> Problem to solve: Transcribe the whole listing without a single picture.

> Data lines:
>> begin

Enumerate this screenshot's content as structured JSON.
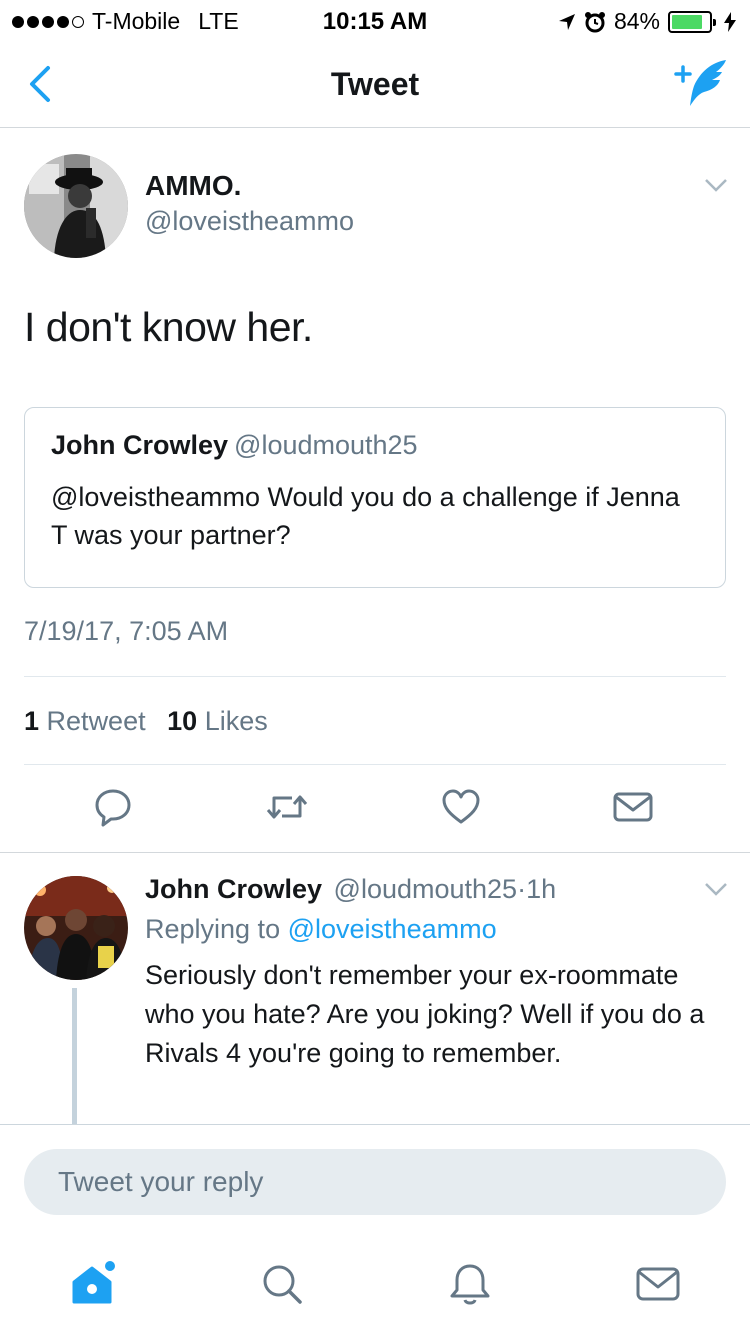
{
  "status_bar": {
    "carrier": "T-Mobile",
    "network": "LTE",
    "time": "10:15 AM",
    "battery_percent": "84%",
    "battery_level": 0.84,
    "signal_bars": 4,
    "battery_color": "#4cd964"
  },
  "nav": {
    "title": "Tweet",
    "back_icon": "chevron-left-icon",
    "compose_icon": "compose-tweet-icon",
    "accent_color": "#1da1f2"
  },
  "tweet": {
    "author_name": "AMMO.",
    "author_handle": "@loveistheammo",
    "text": "I don't know her.",
    "quote": {
      "author_name": "John Crowley",
      "author_handle": "@loudmouth25",
      "text": "@loveistheammo Would you do a challenge if Jenna T was your partner?"
    },
    "timestamp": "7/19/17, 7:05 AM",
    "stats": {
      "retweet_count": "1",
      "retweet_label": "Retweet",
      "like_count": "10",
      "like_label": "Likes"
    },
    "actions": [
      "reply-icon",
      "retweet-icon",
      "like-icon",
      "message-icon"
    ]
  },
  "reply": {
    "author_name": "John Crowley",
    "author_handle": "@loudmouth25",
    "separator": "·",
    "time_ago": "1h",
    "replying_prefix": "Replying to",
    "replying_handle": "@loveistheammo",
    "text": "Seriously don't remember your ex-roommate who you hate? Are you joking? Well if you do a Rivals 4 you're going to remember."
  },
  "compose": {
    "placeholder": "Tweet your reply"
  },
  "tabbar": {
    "tabs": [
      "home-icon",
      "search-icon",
      "notifications-icon",
      "messages-icon"
    ],
    "active_tab": "home-icon"
  }
}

>> end

> Exercise response:
Enumerate this screenshot's content as structured JSON.
{
  "status_bar": {
    "carrier": "T-Mobile",
    "network": "LTE",
    "time": "10:15 AM",
    "battery_percent": "84%",
    "battery_level": 0.84,
    "signal_bars": 4,
    "battery_color": "#4cd964"
  },
  "nav": {
    "title": "Tweet",
    "back_icon": "chevron-left-icon",
    "compose_icon": "compose-tweet-icon",
    "accent_color": "#1da1f2"
  },
  "tweet": {
    "author_name": "AMMO.",
    "author_handle": "@loveistheammo",
    "text": "I don't know her.",
    "quote": {
      "author_name": "John Crowley",
      "author_handle": "@loudmouth25",
      "text": "@loveistheammo Would you do a challenge if Jenna T was your partner?"
    },
    "timestamp": "7/19/17, 7:05 AM",
    "stats": {
      "retweet_count": "1",
      "retweet_label": "Retweet",
      "like_count": "10",
      "like_label": "Likes"
    },
    "actions": [
      "reply-icon",
      "retweet-icon",
      "like-icon",
      "message-icon"
    ]
  },
  "reply": {
    "author_name": "John Crowley",
    "author_handle": "@loudmouth25",
    "separator": "·",
    "time_ago": "1h",
    "replying_prefix": "Replying to",
    "replying_handle": "@loveistheammo",
    "text": "Seriously don't remember your ex-roommate who you hate? Are you joking? Well if you do a Rivals 4 you're going to remember."
  },
  "compose": {
    "placeholder": "Tweet your reply"
  },
  "tabbar": {
    "tabs": [
      "home-icon",
      "search-icon",
      "notifications-icon",
      "messages-icon"
    ],
    "active_tab": "home-icon"
  }
}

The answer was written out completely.